§ Instructions for the task
Show all lines that include the string "object"; copy each one.

═══ Source records

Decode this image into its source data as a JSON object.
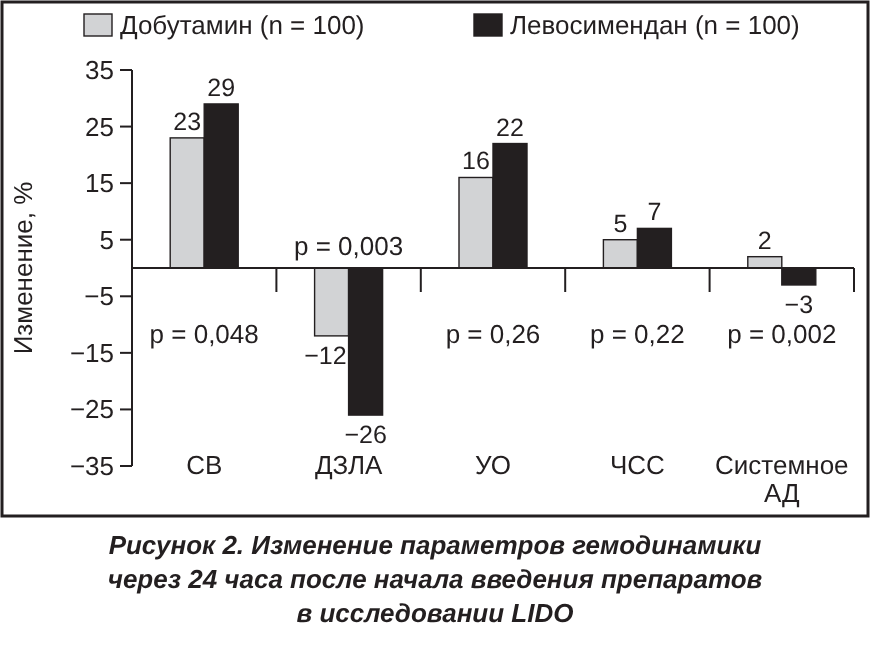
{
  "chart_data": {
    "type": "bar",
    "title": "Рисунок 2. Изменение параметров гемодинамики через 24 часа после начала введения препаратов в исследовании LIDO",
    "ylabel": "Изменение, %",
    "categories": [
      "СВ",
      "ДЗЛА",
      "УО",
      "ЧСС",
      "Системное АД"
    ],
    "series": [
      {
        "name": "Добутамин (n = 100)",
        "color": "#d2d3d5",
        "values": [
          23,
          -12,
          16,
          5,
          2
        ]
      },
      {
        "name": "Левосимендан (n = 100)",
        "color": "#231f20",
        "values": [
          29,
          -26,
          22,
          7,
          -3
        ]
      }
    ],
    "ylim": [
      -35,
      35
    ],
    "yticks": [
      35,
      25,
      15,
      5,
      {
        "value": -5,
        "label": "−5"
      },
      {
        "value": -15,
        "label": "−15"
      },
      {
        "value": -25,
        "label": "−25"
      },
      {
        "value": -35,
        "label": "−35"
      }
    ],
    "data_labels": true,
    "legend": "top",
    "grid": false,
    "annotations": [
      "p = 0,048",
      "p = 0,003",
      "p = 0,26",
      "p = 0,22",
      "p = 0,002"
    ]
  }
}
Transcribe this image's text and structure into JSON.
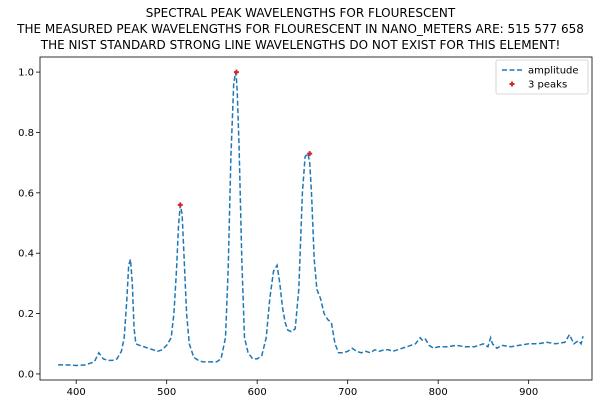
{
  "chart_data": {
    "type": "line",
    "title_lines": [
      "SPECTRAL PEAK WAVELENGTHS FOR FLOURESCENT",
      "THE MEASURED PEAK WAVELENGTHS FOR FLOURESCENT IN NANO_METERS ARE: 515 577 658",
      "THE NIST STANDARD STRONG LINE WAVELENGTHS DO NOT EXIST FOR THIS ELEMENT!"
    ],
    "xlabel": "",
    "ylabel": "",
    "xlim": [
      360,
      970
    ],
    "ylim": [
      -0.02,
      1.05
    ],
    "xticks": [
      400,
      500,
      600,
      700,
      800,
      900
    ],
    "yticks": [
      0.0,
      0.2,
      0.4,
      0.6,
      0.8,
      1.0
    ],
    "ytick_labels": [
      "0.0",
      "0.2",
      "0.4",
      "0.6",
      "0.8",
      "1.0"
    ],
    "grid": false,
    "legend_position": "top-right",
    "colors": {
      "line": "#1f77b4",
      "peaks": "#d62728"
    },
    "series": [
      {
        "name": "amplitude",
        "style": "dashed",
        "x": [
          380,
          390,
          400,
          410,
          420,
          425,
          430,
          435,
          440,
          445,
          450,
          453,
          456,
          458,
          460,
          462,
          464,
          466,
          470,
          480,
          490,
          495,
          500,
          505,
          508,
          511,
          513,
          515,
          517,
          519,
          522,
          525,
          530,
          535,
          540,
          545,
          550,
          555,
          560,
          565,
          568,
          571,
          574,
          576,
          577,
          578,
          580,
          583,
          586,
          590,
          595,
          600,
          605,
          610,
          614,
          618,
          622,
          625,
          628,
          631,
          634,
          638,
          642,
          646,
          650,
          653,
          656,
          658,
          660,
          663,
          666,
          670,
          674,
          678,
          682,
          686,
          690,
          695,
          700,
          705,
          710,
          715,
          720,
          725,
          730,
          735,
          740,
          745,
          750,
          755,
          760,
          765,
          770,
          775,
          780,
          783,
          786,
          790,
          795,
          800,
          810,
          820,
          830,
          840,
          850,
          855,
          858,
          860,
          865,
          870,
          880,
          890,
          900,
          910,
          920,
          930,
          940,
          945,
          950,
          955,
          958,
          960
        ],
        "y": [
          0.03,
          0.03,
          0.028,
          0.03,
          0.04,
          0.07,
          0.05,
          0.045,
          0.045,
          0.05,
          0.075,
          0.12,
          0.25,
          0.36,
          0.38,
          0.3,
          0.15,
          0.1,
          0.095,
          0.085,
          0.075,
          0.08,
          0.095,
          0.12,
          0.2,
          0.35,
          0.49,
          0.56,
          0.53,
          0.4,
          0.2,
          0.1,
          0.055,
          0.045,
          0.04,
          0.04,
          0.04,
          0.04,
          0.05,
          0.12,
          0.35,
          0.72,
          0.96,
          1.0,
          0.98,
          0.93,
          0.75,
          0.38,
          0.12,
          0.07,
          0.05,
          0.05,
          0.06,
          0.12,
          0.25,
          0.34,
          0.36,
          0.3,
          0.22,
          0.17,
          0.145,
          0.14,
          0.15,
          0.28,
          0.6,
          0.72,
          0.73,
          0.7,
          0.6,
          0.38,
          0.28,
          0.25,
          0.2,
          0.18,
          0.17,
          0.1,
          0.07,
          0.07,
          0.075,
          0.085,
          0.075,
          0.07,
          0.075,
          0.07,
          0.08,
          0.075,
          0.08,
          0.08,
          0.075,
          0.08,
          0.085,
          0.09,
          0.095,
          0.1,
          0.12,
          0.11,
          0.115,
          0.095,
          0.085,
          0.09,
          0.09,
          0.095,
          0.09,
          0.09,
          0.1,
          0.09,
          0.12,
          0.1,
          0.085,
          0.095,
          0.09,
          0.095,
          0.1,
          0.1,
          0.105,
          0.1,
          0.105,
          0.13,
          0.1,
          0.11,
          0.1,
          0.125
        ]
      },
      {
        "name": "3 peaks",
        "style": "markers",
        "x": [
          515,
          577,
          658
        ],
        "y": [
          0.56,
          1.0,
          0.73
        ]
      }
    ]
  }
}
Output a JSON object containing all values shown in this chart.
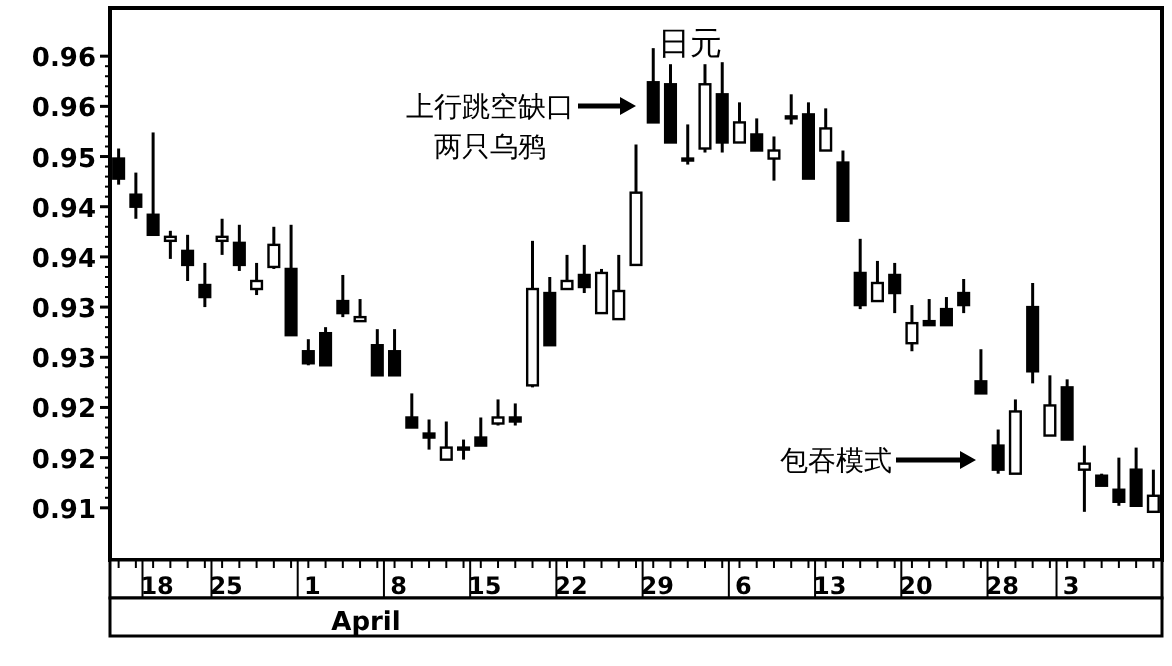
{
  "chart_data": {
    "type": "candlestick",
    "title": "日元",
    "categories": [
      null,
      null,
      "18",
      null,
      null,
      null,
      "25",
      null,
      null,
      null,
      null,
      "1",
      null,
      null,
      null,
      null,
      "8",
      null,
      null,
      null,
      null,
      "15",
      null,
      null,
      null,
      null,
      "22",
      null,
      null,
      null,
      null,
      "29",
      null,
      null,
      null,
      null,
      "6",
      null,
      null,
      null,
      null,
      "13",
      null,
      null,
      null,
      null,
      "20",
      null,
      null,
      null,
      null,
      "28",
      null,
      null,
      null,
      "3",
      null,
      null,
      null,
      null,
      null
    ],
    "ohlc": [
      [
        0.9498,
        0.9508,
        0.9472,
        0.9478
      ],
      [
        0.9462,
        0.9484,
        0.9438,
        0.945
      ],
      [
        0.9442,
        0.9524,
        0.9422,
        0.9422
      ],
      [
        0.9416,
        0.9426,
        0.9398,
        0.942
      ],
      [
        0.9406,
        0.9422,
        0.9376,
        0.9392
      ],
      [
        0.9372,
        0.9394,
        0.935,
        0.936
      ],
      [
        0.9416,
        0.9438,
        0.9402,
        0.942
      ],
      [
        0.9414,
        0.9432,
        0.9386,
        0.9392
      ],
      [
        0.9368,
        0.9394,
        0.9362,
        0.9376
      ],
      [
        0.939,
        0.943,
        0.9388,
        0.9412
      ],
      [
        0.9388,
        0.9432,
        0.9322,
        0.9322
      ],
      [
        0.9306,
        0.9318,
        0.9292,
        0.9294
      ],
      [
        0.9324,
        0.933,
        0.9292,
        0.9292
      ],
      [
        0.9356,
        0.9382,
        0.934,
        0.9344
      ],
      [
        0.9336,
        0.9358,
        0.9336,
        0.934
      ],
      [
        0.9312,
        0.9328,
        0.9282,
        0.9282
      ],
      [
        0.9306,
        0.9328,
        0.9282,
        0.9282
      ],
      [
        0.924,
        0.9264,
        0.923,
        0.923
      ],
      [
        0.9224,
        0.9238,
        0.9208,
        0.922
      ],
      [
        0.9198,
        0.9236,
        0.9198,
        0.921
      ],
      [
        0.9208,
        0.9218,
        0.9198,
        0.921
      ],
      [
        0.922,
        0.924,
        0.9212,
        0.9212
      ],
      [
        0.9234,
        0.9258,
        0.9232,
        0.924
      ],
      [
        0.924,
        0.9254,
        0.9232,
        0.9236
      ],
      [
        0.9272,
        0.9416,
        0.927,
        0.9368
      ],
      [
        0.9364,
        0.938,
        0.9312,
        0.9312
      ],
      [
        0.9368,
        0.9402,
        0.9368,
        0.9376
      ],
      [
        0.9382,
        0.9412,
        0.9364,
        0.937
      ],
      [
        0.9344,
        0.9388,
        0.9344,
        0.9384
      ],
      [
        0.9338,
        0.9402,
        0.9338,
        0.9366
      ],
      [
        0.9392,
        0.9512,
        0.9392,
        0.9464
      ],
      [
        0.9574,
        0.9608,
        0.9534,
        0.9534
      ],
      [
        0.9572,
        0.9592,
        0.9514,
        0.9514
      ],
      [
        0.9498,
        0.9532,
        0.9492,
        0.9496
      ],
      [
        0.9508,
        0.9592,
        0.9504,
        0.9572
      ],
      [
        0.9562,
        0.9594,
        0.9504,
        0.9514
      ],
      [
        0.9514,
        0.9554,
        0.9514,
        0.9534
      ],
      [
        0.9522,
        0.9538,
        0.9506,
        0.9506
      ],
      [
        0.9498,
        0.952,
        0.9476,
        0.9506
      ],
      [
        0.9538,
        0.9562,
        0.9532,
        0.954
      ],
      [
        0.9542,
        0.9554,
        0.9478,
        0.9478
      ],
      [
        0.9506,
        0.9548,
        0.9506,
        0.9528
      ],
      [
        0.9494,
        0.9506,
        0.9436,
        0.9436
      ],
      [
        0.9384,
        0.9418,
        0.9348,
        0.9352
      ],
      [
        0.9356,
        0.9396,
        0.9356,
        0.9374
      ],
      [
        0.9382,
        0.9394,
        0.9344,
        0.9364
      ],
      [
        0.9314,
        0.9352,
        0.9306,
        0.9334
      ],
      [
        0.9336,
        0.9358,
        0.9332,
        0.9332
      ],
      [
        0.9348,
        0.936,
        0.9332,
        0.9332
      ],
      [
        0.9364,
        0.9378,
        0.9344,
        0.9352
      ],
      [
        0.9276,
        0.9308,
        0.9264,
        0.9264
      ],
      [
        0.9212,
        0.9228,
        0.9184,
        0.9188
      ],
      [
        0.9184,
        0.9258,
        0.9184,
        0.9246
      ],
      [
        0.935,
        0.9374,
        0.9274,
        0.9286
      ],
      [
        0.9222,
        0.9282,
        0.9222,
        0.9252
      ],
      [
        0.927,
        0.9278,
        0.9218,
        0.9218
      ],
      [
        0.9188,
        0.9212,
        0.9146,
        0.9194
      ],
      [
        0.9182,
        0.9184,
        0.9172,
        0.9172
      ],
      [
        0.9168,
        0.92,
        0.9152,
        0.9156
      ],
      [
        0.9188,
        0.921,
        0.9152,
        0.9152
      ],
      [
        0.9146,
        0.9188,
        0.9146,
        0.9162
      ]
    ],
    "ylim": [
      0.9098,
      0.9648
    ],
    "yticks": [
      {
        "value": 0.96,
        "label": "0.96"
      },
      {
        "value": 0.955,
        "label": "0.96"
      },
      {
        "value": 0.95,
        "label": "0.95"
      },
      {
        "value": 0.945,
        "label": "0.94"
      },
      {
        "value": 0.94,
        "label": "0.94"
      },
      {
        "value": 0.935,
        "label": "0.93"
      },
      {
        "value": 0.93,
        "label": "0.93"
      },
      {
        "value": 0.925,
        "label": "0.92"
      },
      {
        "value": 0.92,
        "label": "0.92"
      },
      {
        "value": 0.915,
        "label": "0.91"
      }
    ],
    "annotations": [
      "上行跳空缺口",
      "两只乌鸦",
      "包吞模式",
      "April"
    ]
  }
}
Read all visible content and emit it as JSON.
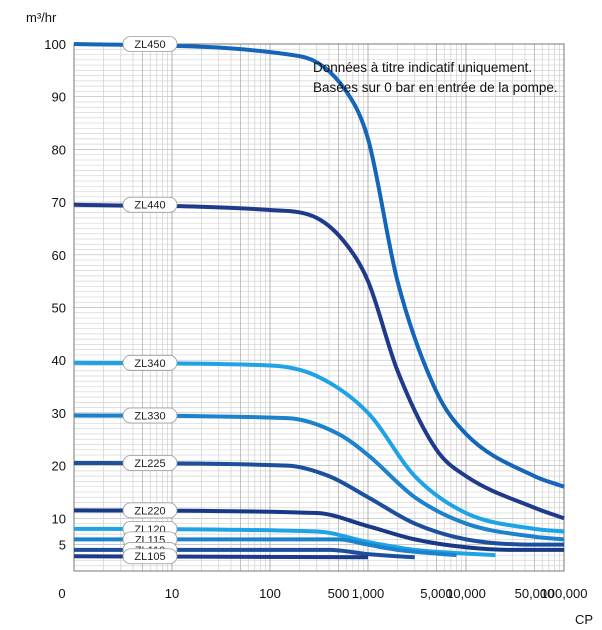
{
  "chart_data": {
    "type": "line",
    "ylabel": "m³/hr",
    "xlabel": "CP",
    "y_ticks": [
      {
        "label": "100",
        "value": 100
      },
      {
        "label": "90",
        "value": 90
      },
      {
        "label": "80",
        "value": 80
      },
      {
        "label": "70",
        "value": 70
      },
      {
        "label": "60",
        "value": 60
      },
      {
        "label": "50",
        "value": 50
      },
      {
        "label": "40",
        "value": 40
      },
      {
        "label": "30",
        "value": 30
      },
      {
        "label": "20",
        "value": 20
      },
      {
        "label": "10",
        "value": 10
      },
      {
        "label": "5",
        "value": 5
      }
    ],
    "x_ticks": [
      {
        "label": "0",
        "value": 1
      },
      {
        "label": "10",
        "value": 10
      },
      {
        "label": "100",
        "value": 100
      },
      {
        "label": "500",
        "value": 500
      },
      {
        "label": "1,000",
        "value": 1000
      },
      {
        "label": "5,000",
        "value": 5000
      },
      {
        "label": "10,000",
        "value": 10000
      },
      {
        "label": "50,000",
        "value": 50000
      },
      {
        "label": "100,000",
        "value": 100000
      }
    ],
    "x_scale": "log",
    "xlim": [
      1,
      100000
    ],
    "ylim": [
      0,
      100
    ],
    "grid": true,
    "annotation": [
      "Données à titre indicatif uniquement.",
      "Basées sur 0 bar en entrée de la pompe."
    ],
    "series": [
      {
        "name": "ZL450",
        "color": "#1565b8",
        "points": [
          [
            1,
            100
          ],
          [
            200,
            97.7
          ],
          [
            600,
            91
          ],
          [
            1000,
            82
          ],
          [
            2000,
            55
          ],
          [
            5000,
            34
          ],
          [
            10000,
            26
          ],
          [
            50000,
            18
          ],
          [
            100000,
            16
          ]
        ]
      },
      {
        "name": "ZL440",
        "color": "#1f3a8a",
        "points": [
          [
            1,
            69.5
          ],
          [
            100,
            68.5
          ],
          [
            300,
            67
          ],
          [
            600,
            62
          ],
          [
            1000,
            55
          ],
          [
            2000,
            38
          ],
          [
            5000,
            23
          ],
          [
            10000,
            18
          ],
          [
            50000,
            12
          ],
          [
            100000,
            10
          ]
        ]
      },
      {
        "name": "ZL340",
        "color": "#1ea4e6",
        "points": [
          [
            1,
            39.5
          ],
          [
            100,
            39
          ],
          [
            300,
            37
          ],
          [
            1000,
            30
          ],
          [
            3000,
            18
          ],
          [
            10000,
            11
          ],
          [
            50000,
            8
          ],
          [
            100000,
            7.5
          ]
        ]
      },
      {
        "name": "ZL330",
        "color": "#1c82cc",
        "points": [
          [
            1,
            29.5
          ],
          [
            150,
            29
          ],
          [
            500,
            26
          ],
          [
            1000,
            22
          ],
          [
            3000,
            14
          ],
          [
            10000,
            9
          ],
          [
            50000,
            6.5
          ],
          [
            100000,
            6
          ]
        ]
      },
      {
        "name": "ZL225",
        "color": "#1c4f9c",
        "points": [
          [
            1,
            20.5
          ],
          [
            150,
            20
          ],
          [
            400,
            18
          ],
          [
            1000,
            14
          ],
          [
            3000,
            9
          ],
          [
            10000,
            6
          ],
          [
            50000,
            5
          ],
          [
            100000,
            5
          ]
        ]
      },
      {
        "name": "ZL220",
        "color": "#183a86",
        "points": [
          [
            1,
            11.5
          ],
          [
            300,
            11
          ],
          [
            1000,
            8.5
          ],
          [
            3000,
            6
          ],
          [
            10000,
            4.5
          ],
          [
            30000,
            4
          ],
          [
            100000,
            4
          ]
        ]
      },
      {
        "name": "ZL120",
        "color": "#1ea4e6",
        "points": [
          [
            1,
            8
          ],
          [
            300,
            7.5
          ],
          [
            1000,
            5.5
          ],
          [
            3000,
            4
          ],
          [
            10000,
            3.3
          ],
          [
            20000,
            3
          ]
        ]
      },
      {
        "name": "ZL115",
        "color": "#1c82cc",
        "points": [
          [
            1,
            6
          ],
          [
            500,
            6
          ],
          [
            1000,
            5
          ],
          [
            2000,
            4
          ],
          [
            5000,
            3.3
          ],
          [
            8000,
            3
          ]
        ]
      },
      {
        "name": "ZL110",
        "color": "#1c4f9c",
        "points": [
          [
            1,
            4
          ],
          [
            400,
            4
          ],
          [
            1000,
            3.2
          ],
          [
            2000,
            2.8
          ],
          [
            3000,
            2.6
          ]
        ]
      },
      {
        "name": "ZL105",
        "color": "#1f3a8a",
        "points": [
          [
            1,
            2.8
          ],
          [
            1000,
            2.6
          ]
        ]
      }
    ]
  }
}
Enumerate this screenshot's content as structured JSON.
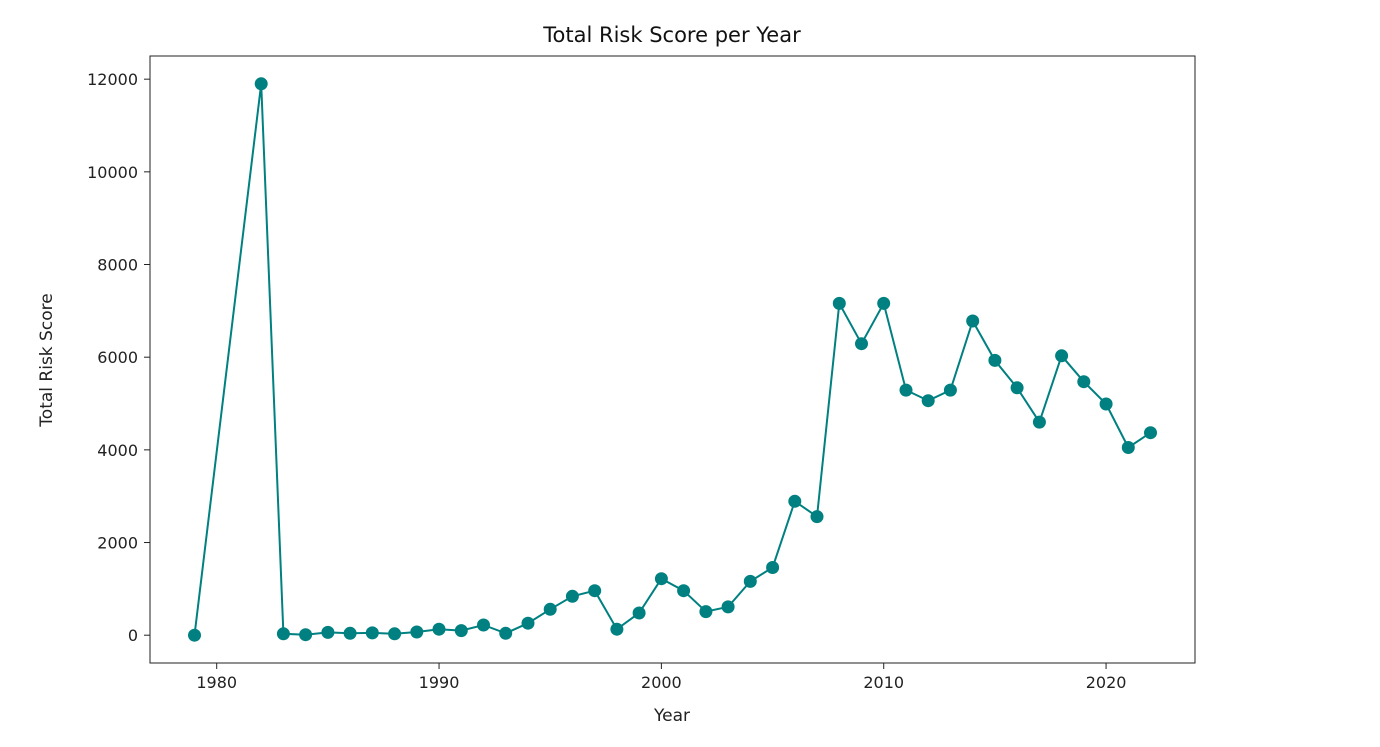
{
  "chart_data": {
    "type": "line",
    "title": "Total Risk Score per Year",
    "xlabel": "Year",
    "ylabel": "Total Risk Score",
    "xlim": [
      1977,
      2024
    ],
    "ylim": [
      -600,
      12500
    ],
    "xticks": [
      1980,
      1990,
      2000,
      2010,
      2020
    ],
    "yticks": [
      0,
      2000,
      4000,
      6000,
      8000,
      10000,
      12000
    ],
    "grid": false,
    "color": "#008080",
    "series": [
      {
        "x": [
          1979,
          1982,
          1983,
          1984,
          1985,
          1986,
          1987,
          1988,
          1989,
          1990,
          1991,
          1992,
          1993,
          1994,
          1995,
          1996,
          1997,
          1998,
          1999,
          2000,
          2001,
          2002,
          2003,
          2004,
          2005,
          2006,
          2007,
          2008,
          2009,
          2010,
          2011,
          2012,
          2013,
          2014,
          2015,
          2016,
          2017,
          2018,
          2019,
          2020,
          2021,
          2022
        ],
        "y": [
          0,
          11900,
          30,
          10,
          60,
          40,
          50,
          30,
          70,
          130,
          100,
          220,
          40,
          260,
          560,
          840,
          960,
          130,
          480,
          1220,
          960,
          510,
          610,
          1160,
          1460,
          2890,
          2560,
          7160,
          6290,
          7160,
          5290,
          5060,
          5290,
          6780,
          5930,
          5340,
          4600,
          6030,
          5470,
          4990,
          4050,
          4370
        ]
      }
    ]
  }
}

══════

§ Expected answer
Decode this image into its source data as a JSON object.
Output a JSON object containing all values shown in this chart.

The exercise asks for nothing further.